• STATED GOAL: Pictures in the records should not be copied, but every other part must be repeated exactly.

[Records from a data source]
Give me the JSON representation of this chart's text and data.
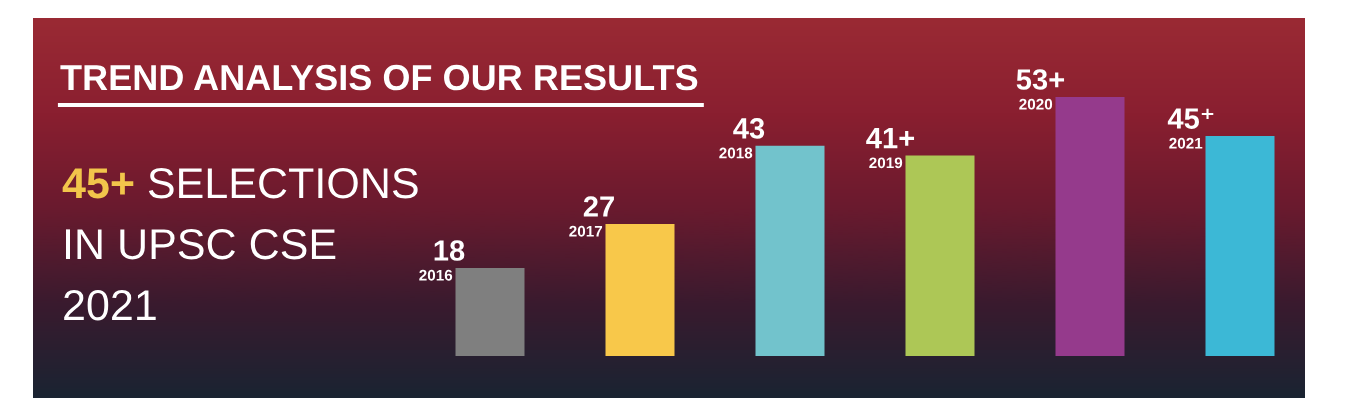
{
  "chart_data": {
    "type": "bar",
    "title": "TREND ANALYSIS OF OUR RESULTS",
    "subtitle": "45+ SELECTIONS\nIN UPSC CSE\n2021",
    "categories": [
      "2016",
      "2017",
      "2018",
      "2019",
      "2020",
      "2021"
    ],
    "values": [
      18,
      27,
      43,
      41,
      53,
      45
    ],
    "value_labels": [
      "18",
      "27",
      "43",
      "41+",
      "53+",
      "45⁺"
    ],
    "colors": [
      "#7f7f7f",
      "#f8c84a",
      "#72c3cc",
      "#adc756",
      "#953a8c",
      "#3cb8d6"
    ],
    "tick_labels": false
  }
}
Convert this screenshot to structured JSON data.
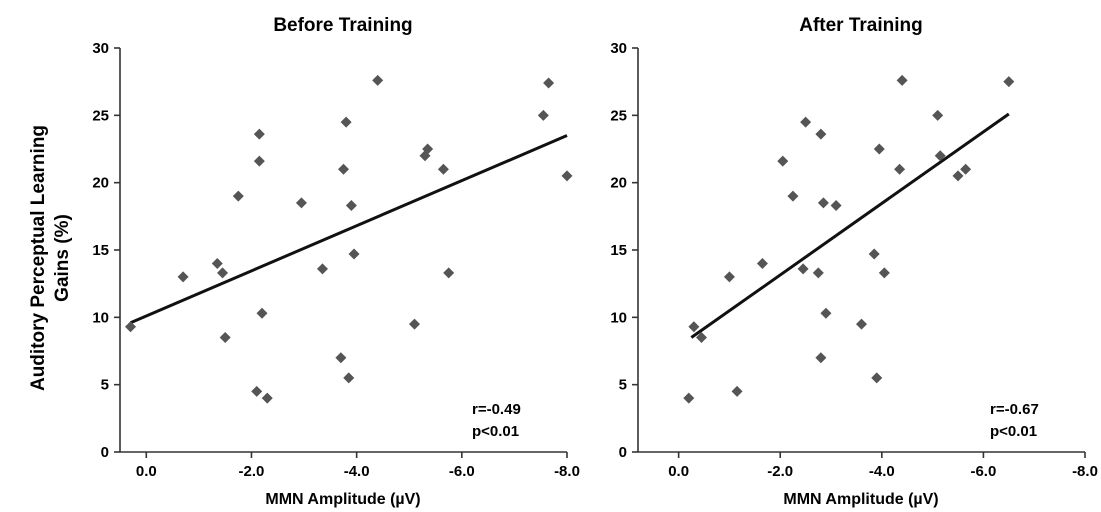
{
  "shared_ylabel_line1": "Auditory Perceptual Learning",
  "shared_ylabel_line2": "Gains (%)",
  "chart_data": [
    {
      "type": "scatter",
      "title": "Before Training",
      "xlabel": "MMN Amplitude (µV)",
      "ylabel": "Auditory Perceptual Learning Gains (%)",
      "xlim": [
        0.5,
        -8.0
      ],
      "ylim": [
        0,
        30
      ],
      "xticks": [
        "0.0",
        "-2.0",
        "-4.0",
        "-6.0",
        "-8.0"
      ],
      "xtick_values": [
        0,
        -2,
        -4,
        -6,
        -8
      ],
      "yticks": [
        "0",
        "5",
        "10",
        "15",
        "20",
        "25",
        "30"
      ],
      "ytick_values": [
        0,
        5,
        10,
        15,
        20,
        25,
        30
      ],
      "annotation_r": "r=-0.49",
      "annotation_p": "p<0.01",
      "points": [
        {
          "x": 0.3,
          "y": 9.3
        },
        {
          "x": -0.7,
          "y": 13.0
        },
        {
          "x": -1.35,
          "y": 14.0
        },
        {
          "x": -1.45,
          "y": 13.3
        },
        {
          "x": -1.5,
          "y": 8.5
        },
        {
          "x": -1.75,
          "y": 19.0
        },
        {
          "x": -2.1,
          "y": 4.5
        },
        {
          "x": -2.15,
          "y": 23.6
        },
        {
          "x": -2.15,
          "y": 21.6
        },
        {
          "x": -2.2,
          "y": 10.3
        },
        {
          "x": -2.3,
          "y": 4.0
        },
        {
          "x": -2.95,
          "y": 18.5
        },
        {
          "x": -3.35,
          "y": 13.6
        },
        {
          "x": -3.7,
          "y": 7.0
        },
        {
          "x": -3.75,
          "y": 21.0
        },
        {
          "x": -3.8,
          "y": 24.5
        },
        {
          "x": -3.85,
          "y": 5.5
        },
        {
          "x": -3.9,
          "y": 18.3
        },
        {
          "x": -3.95,
          "y": 14.7
        },
        {
          "x": -4.4,
          "y": 27.6
        },
        {
          "x": -5.1,
          "y": 9.5
        },
        {
          "x": -5.3,
          "y": 22.0
        },
        {
          "x": -5.35,
          "y": 22.5
        },
        {
          "x": -5.65,
          "y": 21.0
        },
        {
          "x": -5.75,
          "y": 13.3
        },
        {
          "x": -7.55,
          "y": 25.0
        },
        {
          "x": -7.65,
          "y": 27.4
        },
        {
          "x": -8.0,
          "y": 20.5
        }
      ],
      "fit": {
        "x": [
          0.3,
          -8.0
        ],
        "y": [
          9.6,
          23.5
        ]
      }
    },
    {
      "type": "scatter",
      "title": "After Training",
      "xlabel": "MMN Amplitude (µV)",
      "ylabel": "Auditory Perceptual Learning Gains (%)",
      "xlim": [
        0.8,
        -8.0
      ],
      "ylim": [
        0,
        30
      ],
      "xticks": [
        "0.0",
        "-2.0",
        "-4.0",
        "-6.0",
        "-8.0"
      ],
      "xtick_values": [
        0,
        -2,
        -4,
        -6,
        -8
      ],
      "yticks": [
        "0",
        "5",
        "10",
        "15",
        "20",
        "25",
        "30"
      ],
      "ytick_values": [
        0,
        5,
        10,
        15,
        20,
        25,
        30
      ],
      "annotation_r": "r=-0.67",
      "annotation_p": "p<0.01",
      "points": [
        {
          "x": -0.2,
          "y": 4.0
        },
        {
          "x": -0.3,
          "y": 9.3
        },
        {
          "x": -0.45,
          "y": 8.5
        },
        {
          "x": -1.0,
          "y": 13.0
        },
        {
          "x": -1.15,
          "y": 4.5
        },
        {
          "x": -1.65,
          "y": 14.0
        },
        {
          "x": -2.05,
          "y": 21.6
        },
        {
          "x": -2.25,
          "y": 19.0
        },
        {
          "x": -2.45,
          "y": 13.6
        },
        {
          "x": -2.5,
          "y": 24.5
        },
        {
          "x": -2.75,
          "y": 13.3
        },
        {
          "x": -2.8,
          "y": 23.6
        },
        {
          "x": -2.8,
          "y": 7.0
        },
        {
          "x": -2.85,
          "y": 18.5
        },
        {
          "x": -2.9,
          "y": 10.3
        },
        {
          "x": -3.1,
          "y": 18.3
        },
        {
          "x": -3.6,
          "y": 9.5
        },
        {
          "x": -3.85,
          "y": 14.7
        },
        {
          "x": -3.9,
          "y": 5.5
        },
        {
          "x": -3.95,
          "y": 22.5
        },
        {
          "x": -4.05,
          "y": 13.3
        },
        {
          "x": -4.35,
          "y": 21.0
        },
        {
          "x": -4.4,
          "y": 27.6
        },
        {
          "x": -5.1,
          "y": 25.0
        },
        {
          "x": -5.15,
          "y": 22.0
        },
        {
          "x": -5.5,
          "y": 20.5
        },
        {
          "x": -5.65,
          "y": 21.0
        },
        {
          "x": -6.5,
          "y": 27.5
        }
      ],
      "fit": {
        "x": [
          -0.25,
          -6.5
        ],
        "y": [
          8.5,
          25.1
        ]
      }
    }
  ]
}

• COMPLETED TASK:
Give me the JSON representation of this chart's text and data.
{
  "chart_data": {
    "type": "bar",
    "title": "TREND ANALYSIS OF OUR RESULTS",
    "subtitle": "45+ SELECTIONS\nIN UPSC CSE\n2021",
    "categories": [
      "2016",
      "2017",
      "2018",
      "2019",
      "2020",
      "2021"
    ],
    "values": [
      18,
      27,
      43,
      41,
      53,
      45
    ],
    "value_labels": [
      "18",
      "27",
      "43",
      "41+",
      "53+",
      "45⁺"
    ],
    "colors": [
      "#7f7f7f",
      "#f8c84a",
      "#72c3cc",
      "#adc756",
      "#953a8c",
      "#3cb8d6"
    ],
    "tick_labels": false
  }
}
Convert this screenshot to structured JSON data.
{
  "shared_ylabel_line1": "Auditory Perceptual Learning",
  "shared_ylabel_line2": "Gains (%)",
  "chart_data": [
    {
      "type": "scatter",
      "title": "Before Training",
      "xlabel": "MMN Amplitude (µV)",
      "ylabel": "Auditory Perceptual Learning Gains (%)",
      "xlim": [
        0.5,
        -8.0
      ],
      "ylim": [
        0,
        30
      ],
      "xticks": [
        "0.0",
        "-2.0",
        "-4.0",
        "-6.0",
        "-8.0"
      ],
      "xtick_values": [
        0,
        -2,
        -4,
        -6,
        -8
      ],
      "yticks": [
        "0",
        "5",
        "10",
        "15",
        "20",
        "25",
        "30"
      ],
      "ytick_values": [
        0,
        5,
        10,
        15,
        20,
        25,
        30
      ],
      "annotation_r": "r=-0.49",
      "annotation_p": "p<0.01",
      "points": [
        {
          "x": 0.3,
          "y": 9.3
        },
        {
          "x": -0.7,
          "y": 13.0
        },
        {
          "x": -1.35,
          "y": 14.0
        },
        {
          "x": -1.45,
          "y": 13.3
        },
        {
          "x": -1.5,
          "y": 8.5
        },
        {
          "x": -1.75,
          "y": 19.0
        },
        {
          "x": -2.1,
          "y": 4.5
        },
        {
          "x": -2.15,
          "y": 23.6
        },
        {
          "x": -2.15,
          "y": 21.6
        },
        {
          "x": -2.2,
          "y": 10.3
        },
        {
          "x": -2.3,
          "y": 4.0
        },
        {
          "x": -2.95,
          "y": 18.5
        },
        {
          "x": -3.35,
          "y": 13.6
        },
        {
          "x": -3.7,
          "y": 7.0
        },
        {
          "x": -3.75,
          "y": 21.0
        },
        {
          "x": -3.8,
          "y": 24.5
        },
        {
          "x": -3.85,
          "y": 5.5
        },
        {
          "x": -3.9,
          "y": 18.3
        },
        {
          "x": -3.95,
          "y": 14.7
        },
        {
          "x": -4.4,
          "y": 27.6
        },
        {
          "x": -5.1,
          "y": 9.5
        },
        {
          "x": -5.3,
          "y": 22.0
        },
        {
          "x": -5.35,
          "y": 22.5
        },
        {
          "x": -5.65,
          "y": 21.0
        },
        {
          "x": -5.75,
          "y": 13.3
        },
        {
          "x": -7.55,
          "y": 25.0
        },
        {
          "x": -7.65,
          "y": 27.4
        },
        {
          "x": -8.0,
          "y": 20.5
        }
      ],
      "fit": {
        "x": [
          0.3,
          -8.0
        ],
        "y": [
          9.6,
          23.5
        ]
      }
    },
    {
      "type": "scatter",
      "title": "After Training",
      "xlabel": "MMN Amplitude (µV)",
      "ylabel": "Auditory Perceptual Learning Gains (%)",
      "xlim": [
        0.8,
        -8.0
      ],
      "ylim": [
        0,
        30
      ],
      "xticks": [
        "0.0",
        "-2.0",
        "-4.0",
        "-6.0",
        "-8.0"
      ],
      "xtick_values": [
        0,
        -2,
        -4,
        -6,
        -8
      ],
      "yticks": [
        "0",
        "5",
        "10",
        "15",
        "20",
        "25",
        "30"
      ],
      "ytick_values": [
        0,
        5,
        10,
        15,
        20,
        25,
        30
      ],
      "annotation_r": "r=-0.67",
      "annotation_p": "p<0.01",
      "points": [
        {
          "x": -0.2,
          "y": 4.0
        },
        {
          "x": -0.3,
          "y": 9.3
        },
        {
          "x": -0.45,
          "y": 8.5
        },
        {
          "x": -1.0,
          "y": 13.0
        },
        {
          "x": -1.15,
          "y": 4.5
        },
        {
          "x": -1.65,
          "y": 14.0
        },
        {
          "x": -2.05,
          "y": 21.6
        },
        {
          "x": -2.25,
          "y": 19.0
        },
        {
          "x": -2.45,
          "y": 13.6
        },
        {
          "x": -2.5,
          "y": 24.5
        },
        {
          "x": -2.75,
          "y": 13.3
        },
        {
          "x": -2.8,
          "y": 23.6
        },
        {
          "x": -2.8,
          "y": 7.0
        },
        {
          "x": -2.85,
          "y": 18.5
        },
        {
          "x": -2.9,
          "y": 10.3
        },
        {
          "x": -3.1,
          "y": 18.3
        },
        {
          "x": -3.6,
          "y": 9.5
        },
        {
          "x": -3.85,
          "y": 14.7
        },
        {
          "x": -3.9,
          "y": 5.5
        },
        {
          "x": -3.95,
          "y": 22.5
        },
        {
          "x": -4.05,
          "y": 13.3
        },
        {
          "x": -4.35,
          "y": 21.0
        },
        {
          "x": -4.4,
          "y": 27.6
        },
        {
          "x": -5.1,
          "y": 25.0
        },
        {
          "x": -5.15,
          "y": 22.0
        },
        {
          "x": -5.5,
          "y": 20.5
        },
        {
          "x": -5.65,
          "y": 21.0
        },
        {
          "x": -6.5,
          "y": 27.5
        }
      ],
      "fit": {
        "x": [
          -0.25,
          -6.5
        ],
        "y": [
          8.5,
          25.1
        ]
      }
    }
  ]
}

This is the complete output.